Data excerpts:
####################
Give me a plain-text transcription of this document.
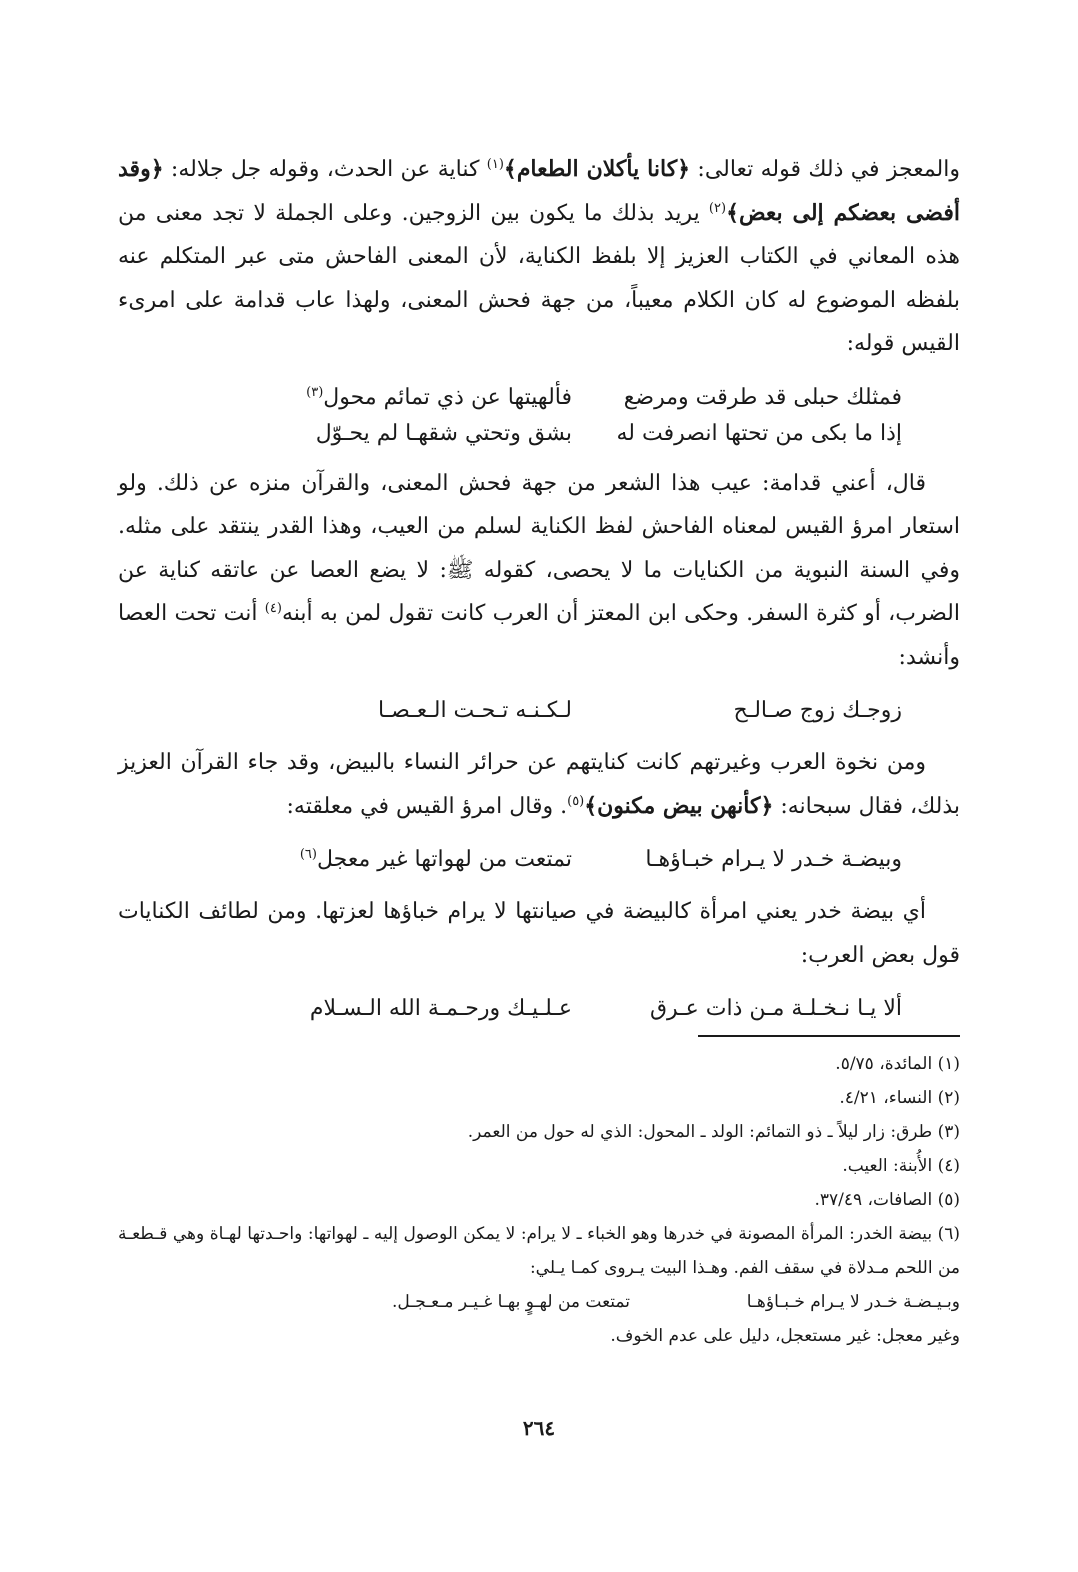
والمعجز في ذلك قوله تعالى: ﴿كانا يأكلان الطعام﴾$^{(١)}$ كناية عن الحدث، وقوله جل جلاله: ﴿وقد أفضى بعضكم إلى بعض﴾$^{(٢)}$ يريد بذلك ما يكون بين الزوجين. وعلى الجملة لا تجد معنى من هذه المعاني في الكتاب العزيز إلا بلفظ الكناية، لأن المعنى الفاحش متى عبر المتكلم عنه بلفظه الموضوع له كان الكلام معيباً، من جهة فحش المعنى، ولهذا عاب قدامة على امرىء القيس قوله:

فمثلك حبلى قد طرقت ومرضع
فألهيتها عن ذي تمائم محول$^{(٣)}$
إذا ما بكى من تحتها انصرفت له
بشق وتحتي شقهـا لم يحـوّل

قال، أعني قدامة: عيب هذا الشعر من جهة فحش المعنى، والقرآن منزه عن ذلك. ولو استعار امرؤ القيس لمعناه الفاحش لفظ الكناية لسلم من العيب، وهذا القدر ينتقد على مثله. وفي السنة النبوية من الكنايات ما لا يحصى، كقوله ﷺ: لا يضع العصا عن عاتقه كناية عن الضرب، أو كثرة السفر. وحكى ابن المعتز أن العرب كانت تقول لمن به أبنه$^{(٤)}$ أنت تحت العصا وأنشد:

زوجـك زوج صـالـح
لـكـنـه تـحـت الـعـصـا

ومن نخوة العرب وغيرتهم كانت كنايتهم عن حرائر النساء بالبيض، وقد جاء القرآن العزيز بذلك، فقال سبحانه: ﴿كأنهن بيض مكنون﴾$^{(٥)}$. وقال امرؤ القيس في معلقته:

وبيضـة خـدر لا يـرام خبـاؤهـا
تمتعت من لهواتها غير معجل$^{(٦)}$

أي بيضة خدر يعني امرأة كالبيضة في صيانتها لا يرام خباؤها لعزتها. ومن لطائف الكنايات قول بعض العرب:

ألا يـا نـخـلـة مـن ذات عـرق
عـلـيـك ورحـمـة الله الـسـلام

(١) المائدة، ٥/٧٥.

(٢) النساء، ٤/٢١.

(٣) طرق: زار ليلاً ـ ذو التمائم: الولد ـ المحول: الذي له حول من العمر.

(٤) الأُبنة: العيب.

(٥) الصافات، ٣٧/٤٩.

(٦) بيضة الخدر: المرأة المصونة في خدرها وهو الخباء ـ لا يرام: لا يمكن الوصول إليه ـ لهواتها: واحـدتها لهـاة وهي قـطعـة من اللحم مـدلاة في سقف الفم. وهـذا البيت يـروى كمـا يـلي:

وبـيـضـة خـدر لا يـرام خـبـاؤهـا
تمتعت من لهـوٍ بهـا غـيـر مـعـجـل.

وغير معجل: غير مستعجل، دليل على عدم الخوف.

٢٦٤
####################
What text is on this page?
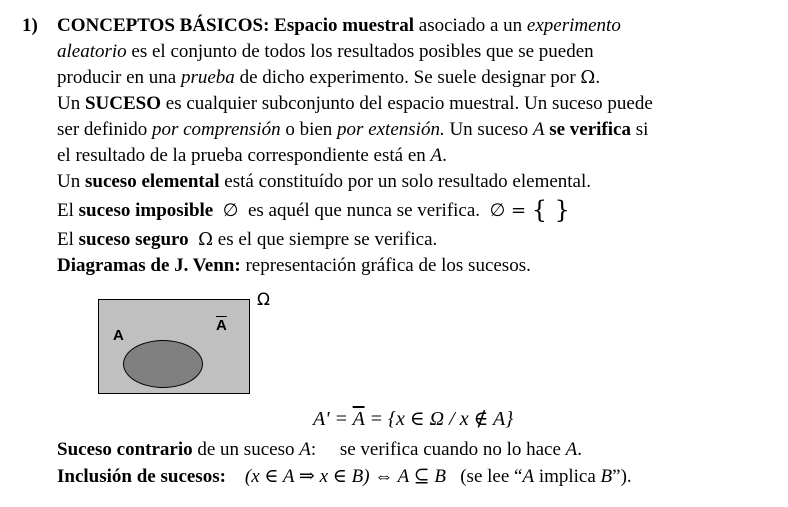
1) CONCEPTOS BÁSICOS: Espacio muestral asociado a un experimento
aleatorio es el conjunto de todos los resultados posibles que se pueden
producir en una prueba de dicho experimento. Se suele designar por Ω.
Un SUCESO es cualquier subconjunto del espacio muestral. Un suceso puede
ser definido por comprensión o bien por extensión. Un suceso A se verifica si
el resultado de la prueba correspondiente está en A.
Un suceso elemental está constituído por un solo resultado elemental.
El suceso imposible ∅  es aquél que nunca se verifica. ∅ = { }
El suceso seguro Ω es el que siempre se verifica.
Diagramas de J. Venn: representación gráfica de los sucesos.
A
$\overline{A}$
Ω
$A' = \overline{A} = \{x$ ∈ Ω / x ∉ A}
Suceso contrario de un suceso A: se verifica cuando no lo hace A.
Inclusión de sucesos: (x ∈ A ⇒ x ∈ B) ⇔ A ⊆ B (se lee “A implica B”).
####################
■ DIRECTION: Return each line with "sucesos".

■ SOLUTION:
Diagramas de J. Venn: representación gráfica de los sucesos.
Inclusión de sucesos: (x ∈ A ⇒ x ∈ B) ⇔ A ⊆ B (se lee “A implica B”).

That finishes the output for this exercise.